*Figure record listings*:
□ □ □ □ □

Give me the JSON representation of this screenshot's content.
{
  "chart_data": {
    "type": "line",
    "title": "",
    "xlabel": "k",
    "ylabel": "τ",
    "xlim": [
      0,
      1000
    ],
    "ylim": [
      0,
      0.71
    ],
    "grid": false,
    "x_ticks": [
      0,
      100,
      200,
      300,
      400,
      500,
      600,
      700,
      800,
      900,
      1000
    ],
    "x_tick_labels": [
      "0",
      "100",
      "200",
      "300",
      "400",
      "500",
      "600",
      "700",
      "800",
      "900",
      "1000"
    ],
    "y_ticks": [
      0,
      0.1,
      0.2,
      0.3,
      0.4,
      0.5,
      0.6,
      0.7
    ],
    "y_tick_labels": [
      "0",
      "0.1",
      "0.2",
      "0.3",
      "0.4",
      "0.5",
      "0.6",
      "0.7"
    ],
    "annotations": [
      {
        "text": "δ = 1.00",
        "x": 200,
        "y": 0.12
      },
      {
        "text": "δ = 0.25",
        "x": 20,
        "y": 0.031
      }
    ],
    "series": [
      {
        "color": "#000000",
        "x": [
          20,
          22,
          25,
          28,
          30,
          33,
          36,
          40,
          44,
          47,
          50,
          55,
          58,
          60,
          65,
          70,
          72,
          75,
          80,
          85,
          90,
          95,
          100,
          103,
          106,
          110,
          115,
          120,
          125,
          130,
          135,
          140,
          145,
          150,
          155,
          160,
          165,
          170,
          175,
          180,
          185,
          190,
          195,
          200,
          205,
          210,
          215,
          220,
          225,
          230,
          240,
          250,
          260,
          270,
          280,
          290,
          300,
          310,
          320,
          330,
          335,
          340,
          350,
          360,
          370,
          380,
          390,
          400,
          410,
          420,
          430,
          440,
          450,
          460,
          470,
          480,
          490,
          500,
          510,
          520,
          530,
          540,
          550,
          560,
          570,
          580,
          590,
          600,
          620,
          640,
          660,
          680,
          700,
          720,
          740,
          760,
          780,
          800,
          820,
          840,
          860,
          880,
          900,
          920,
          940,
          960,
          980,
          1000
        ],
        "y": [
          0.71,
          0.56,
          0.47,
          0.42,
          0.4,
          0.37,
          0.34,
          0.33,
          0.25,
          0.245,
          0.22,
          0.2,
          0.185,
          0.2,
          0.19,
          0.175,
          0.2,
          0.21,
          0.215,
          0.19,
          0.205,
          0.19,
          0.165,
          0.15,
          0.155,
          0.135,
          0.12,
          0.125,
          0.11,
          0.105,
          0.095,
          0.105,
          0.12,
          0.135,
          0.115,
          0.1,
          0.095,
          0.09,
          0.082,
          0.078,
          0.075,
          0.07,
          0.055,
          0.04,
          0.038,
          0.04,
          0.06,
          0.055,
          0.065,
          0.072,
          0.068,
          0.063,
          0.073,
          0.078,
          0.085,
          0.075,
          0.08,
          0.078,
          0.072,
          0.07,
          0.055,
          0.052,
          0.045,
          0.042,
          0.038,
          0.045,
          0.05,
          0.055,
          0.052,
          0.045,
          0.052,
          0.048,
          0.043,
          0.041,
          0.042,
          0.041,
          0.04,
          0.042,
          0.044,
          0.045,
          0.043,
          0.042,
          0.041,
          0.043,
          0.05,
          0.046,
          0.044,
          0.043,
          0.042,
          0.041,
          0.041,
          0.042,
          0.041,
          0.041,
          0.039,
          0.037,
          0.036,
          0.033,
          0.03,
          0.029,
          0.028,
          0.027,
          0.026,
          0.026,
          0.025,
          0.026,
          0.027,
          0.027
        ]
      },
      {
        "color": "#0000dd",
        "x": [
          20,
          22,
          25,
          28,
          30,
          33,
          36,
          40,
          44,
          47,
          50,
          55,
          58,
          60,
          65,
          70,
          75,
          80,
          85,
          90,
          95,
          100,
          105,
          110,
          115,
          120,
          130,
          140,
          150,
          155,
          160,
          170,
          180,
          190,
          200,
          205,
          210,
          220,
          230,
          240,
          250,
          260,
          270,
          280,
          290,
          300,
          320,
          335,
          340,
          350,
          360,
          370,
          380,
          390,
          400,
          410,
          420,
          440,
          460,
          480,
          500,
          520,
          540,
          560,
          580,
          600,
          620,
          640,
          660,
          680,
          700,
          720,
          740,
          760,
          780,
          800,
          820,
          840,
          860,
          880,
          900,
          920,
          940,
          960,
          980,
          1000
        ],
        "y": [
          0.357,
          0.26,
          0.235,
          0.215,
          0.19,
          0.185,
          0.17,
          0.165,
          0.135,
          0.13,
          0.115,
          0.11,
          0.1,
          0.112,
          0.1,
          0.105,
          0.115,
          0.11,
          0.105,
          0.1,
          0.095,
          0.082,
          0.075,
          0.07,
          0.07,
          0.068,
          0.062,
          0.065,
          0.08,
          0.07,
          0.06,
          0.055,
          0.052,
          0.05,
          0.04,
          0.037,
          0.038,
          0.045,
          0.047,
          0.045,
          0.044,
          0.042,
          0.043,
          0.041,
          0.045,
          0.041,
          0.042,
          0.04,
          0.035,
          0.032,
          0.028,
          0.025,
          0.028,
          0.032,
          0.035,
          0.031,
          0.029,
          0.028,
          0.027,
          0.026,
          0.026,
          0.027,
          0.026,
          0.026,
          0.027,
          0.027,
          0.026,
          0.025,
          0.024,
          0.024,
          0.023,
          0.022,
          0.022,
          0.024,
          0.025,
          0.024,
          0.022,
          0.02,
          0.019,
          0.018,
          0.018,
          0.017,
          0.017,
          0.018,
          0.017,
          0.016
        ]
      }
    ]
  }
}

□ □ □ □ □

*Goal*:
Extract the entries above verbatim.

*Result of the task*:
Give me the JSON representation of this screenshot's content.
{
  "chart_data": {
    "type": "line",
    "title": "",
    "xlabel": "k",
    "ylabel": "τ",
    "xlim": [
      0,
      1000
    ],
    "ylim": [
      0,
      0.71
    ],
    "grid": false,
    "x_ticks": [
      0,
      100,
      200,
      300,
      400,
      500,
      600,
      700,
      800,
      900,
      1000
    ],
    "x_tick_labels": [
      "0",
      "100",
      "200",
      "300",
      "400",
      "500",
      "600",
      "700",
      "800",
      "900",
      "1000"
    ],
    "y_ticks": [
      0,
      0.1,
      0.2,
      0.3,
      0.4,
      0.5,
      0.6,
      0.7
    ],
    "y_tick_labels": [
      "0",
      "0.1",
      "0.2",
      "0.3",
      "0.4",
      "0.5",
      "0.6",
      "0.7"
    ],
    "annotations": [
      {
        "text": "δ = 1.00",
        "x": 200,
        "y": 0.12
      },
      {
        "text": "δ = 0.25",
        "x": 20,
        "y": 0.031
      }
    ],
    "series": [
      {
        "color": "#000000",
        "x": [
          20,
          22,
          25,
          28,
          30,
          33,
          36,
          40,
          44,
          47,
          50,
          55,
          58,
          60,
          65,
          70,
          72,
          75,
          80,
          85,
          90,
          95,
          100,
          103,
          106,
          110,
          115,
          120,
          125,
          130,
          135,
          140,
          145,
          150,
          155,
          160,
          165,
          170,
          175,
          180,
          185,
          190,
          195,
          200,
          205,
          210,
          215,
          220,
          225,
          230,
          240,
          250,
          260,
          270,
          280,
          290,
          300,
          310,
          320,
          330,
          335,
          340,
          350,
          360,
          370,
          380,
          390,
          400,
          410,
          420,
          430,
          440,
          450,
          460,
          470,
          480,
          490,
          500,
          510,
          520,
          530,
          540,
          550,
          560,
          570,
          580,
          590,
          600,
          620,
          640,
          660,
          680,
          700,
          720,
          740,
          760,
          780,
          800,
          820,
          840,
          860,
          880,
          900,
          920,
          940,
          960,
          980,
          1000
        ],
        "y": [
          0.71,
          0.56,
          0.47,
          0.42,
          0.4,
          0.37,
          0.34,
          0.33,
          0.25,
          0.245,
          0.22,
          0.2,
          0.185,
          0.2,
          0.19,
          0.175,
          0.2,
          0.21,
          0.215,
          0.19,
          0.205,
          0.19,
          0.165,
          0.15,
          0.155,
          0.135,
          0.12,
          0.125,
          0.11,
          0.105,
          0.095,
          0.105,
          0.12,
          0.135,
          0.115,
          0.1,
          0.095,
          0.09,
          0.082,
          0.078,
          0.075,
          0.07,
          0.055,
          0.04,
          0.038,
          0.04,
          0.06,
          0.055,
          0.065,
          0.072,
          0.068,
          0.063,
          0.073,
          0.078,
          0.085,
          0.075,
          0.08,
          0.078,
          0.072,
          0.07,
          0.055,
          0.052,
          0.045,
          0.042,
          0.038,
          0.045,
          0.05,
          0.055,
          0.052,
          0.045,
          0.052,
          0.048,
          0.043,
          0.041,
          0.042,
          0.041,
          0.04,
          0.042,
          0.044,
          0.045,
          0.043,
          0.042,
          0.041,
          0.043,
          0.05,
          0.046,
          0.044,
          0.043,
          0.042,
          0.041,
          0.041,
          0.042,
          0.041,
          0.041,
          0.039,
          0.037,
          0.036,
          0.033,
          0.03,
          0.029,
          0.028,
          0.027,
          0.026,
          0.026,
          0.025,
          0.026,
          0.027,
          0.027
        ]
      },
      {
        "color": "#0000dd",
        "x": [
          20,
          22,
          25,
          28,
          30,
          33,
          36,
          40,
          44,
          47,
          50,
          55,
          58,
          60,
          65,
          70,
          75,
          80,
          85,
          90,
          95,
          100,
          105,
          110,
          115,
          120,
          130,
          140,
          150,
          155,
          160,
          170,
          180,
          190,
          200,
          205,
          210,
          220,
          230,
          240,
          250,
          260,
          270,
          280,
          290,
          300,
          320,
          335,
          340,
          350,
          360,
          370,
          380,
          390,
          400,
          410,
          420,
          440,
          460,
          480,
          500,
          520,
          540,
          560,
          580,
          600,
          620,
          640,
          660,
          680,
          700,
          720,
          740,
          760,
          780,
          800,
          820,
          840,
          860,
          880,
          900,
          920,
          940,
          960,
          980,
          1000
        ],
        "y": [
          0.357,
          0.26,
          0.235,
          0.215,
          0.19,
          0.185,
          0.17,
          0.165,
          0.135,
          0.13,
          0.115,
          0.11,
          0.1,
          0.112,
          0.1,
          0.105,
          0.115,
          0.11,
          0.105,
          0.1,
          0.095,
          0.082,
          0.075,
          0.07,
          0.07,
          0.068,
          0.062,
          0.065,
          0.08,
          0.07,
          0.06,
          0.055,
          0.052,
          0.05,
          0.04,
          0.037,
          0.038,
          0.045,
          0.047,
          0.045,
          0.044,
          0.042,
          0.043,
          0.041,
          0.045,
          0.041,
          0.042,
          0.04,
          0.035,
          0.032,
          0.028,
          0.025,
          0.028,
          0.032,
          0.035,
          0.031,
          0.029,
          0.028,
          0.027,
          0.026,
          0.026,
          0.027,
          0.026,
          0.026,
          0.027,
          0.027,
          0.026,
          0.025,
          0.024,
          0.024,
          0.023,
          0.022,
          0.022,
          0.024,
          0.025,
          0.024,
          0.022,
          0.02,
          0.019,
          0.018,
          0.018,
          0.017,
          0.017,
          0.018,
          0.017,
          0.016
        ]
      }
    ]
  }
}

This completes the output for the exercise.